__Exercise instructions__
Search the data for the word "RESUME" and copy every line that contains it.

Collected data:
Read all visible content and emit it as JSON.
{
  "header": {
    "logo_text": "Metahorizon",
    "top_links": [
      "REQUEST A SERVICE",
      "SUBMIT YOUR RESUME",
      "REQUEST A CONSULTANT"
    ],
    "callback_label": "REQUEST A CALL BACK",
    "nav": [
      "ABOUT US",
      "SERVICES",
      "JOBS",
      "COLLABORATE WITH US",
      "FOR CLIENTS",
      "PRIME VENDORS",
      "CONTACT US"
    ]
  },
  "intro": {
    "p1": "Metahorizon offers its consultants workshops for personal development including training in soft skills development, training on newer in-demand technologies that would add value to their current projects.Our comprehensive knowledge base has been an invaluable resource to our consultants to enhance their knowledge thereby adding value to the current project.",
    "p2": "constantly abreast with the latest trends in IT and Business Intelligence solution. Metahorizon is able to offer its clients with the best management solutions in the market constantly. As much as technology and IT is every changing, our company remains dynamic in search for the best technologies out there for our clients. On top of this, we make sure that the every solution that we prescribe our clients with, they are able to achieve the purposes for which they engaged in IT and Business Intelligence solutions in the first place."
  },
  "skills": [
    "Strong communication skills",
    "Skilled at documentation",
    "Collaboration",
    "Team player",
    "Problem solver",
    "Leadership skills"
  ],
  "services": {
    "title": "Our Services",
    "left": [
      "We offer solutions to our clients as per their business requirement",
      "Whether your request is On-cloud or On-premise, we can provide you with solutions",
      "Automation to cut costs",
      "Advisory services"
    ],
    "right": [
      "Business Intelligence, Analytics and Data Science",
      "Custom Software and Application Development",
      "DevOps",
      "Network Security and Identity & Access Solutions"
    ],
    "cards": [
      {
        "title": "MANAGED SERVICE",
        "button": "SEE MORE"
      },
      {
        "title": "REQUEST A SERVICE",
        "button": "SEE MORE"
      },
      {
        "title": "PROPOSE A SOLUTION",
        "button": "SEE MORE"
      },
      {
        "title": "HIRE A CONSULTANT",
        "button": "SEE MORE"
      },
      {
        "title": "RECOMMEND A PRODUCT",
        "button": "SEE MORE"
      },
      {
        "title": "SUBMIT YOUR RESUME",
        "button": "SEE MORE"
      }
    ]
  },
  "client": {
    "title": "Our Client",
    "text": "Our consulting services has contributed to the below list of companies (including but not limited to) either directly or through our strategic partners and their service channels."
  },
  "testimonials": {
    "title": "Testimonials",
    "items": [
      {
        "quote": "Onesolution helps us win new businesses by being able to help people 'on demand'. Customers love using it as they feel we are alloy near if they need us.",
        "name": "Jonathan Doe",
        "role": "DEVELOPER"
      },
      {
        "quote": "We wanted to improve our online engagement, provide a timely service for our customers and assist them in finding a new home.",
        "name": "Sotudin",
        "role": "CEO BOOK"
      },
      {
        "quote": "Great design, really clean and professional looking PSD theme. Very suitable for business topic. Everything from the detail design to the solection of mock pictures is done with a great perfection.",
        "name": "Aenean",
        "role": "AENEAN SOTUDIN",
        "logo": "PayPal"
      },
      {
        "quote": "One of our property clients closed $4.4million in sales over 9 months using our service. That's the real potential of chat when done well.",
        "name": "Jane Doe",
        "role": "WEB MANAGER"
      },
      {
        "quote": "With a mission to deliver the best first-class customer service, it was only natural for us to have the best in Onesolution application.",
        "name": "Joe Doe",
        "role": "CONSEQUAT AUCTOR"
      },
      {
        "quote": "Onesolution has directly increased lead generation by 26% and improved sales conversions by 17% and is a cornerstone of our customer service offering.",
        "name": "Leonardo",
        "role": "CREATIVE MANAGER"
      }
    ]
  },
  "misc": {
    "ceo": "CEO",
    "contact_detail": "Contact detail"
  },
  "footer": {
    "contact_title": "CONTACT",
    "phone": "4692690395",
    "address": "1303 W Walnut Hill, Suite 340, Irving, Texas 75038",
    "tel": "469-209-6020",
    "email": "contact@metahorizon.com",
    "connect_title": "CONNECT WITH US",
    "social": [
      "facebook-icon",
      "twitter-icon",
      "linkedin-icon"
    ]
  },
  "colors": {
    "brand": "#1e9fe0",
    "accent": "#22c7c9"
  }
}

__Task response__
      "SUBMIT YOUR RESUME",
        "title": "SUBMIT YOUR RESUME",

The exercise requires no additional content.